Objective: Lines containing the string "label" are to be counted. Write only how many there are.

Record set:
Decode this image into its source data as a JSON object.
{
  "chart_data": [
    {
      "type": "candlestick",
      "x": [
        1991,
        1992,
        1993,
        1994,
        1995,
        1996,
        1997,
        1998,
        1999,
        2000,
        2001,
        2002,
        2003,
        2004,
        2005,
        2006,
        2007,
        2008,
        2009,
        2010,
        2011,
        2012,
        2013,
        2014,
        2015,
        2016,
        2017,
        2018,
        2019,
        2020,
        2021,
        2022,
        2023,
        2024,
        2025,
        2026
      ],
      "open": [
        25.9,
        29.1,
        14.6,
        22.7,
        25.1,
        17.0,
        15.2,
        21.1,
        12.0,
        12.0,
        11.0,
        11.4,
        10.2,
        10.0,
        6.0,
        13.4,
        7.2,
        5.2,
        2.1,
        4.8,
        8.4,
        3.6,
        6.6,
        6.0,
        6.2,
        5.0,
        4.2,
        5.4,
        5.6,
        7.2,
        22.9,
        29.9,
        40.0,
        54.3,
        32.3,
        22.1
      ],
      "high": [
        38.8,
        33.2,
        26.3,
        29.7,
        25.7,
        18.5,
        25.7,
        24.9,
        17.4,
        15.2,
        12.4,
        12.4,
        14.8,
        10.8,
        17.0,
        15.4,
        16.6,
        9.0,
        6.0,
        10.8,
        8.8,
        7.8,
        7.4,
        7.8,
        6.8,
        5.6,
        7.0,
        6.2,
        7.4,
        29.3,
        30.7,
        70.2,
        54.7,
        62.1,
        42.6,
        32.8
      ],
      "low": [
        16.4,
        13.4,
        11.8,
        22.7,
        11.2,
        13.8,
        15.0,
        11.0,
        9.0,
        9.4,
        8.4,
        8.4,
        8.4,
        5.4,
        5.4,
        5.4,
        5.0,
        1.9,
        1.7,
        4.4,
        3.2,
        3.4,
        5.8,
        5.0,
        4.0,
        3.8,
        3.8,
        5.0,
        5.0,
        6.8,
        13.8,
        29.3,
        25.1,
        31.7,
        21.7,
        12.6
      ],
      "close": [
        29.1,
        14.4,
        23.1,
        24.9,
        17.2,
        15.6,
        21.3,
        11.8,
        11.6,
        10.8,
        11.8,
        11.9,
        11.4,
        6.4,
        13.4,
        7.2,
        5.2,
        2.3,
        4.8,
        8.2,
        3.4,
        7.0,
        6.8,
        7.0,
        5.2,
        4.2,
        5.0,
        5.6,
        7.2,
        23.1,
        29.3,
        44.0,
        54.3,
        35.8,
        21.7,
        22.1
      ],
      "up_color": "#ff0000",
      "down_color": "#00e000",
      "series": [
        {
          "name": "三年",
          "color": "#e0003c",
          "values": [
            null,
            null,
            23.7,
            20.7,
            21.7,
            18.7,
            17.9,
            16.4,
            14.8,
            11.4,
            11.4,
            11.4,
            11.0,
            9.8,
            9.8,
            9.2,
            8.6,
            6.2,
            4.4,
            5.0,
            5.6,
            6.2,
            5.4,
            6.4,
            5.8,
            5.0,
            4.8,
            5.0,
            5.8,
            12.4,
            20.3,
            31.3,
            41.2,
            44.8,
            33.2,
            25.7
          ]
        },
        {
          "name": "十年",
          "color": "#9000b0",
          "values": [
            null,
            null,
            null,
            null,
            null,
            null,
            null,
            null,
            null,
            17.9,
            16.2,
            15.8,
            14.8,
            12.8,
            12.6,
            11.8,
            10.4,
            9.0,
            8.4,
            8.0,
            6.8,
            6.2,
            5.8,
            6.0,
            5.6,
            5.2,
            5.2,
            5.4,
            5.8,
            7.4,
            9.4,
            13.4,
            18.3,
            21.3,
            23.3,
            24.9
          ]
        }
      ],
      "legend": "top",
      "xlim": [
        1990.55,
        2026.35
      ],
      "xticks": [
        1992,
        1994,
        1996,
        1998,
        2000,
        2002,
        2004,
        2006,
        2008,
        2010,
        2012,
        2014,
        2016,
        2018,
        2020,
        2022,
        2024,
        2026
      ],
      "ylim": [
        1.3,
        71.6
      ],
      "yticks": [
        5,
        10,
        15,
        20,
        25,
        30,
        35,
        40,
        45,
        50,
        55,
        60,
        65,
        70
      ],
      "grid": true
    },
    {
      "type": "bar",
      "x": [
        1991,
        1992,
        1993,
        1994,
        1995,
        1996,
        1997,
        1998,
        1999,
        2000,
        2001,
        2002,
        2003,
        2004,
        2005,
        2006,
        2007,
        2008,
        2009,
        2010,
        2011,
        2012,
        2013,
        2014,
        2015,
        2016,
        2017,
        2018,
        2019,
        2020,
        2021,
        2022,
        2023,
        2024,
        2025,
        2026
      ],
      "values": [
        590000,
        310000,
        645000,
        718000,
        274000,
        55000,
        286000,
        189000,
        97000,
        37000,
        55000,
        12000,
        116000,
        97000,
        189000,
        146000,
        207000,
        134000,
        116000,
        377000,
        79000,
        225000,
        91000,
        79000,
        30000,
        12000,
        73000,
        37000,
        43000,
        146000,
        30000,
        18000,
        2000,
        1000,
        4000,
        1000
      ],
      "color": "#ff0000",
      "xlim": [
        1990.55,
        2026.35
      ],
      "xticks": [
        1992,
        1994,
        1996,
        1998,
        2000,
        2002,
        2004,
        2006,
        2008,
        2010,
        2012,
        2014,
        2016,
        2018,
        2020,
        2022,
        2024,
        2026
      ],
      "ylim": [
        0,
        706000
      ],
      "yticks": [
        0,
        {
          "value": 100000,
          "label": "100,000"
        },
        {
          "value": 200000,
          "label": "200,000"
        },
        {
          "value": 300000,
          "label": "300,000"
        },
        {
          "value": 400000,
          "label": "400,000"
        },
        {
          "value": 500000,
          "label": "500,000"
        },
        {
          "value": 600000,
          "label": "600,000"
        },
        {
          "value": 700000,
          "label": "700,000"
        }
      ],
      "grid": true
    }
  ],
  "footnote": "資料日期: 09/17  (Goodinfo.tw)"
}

Correct answer: 7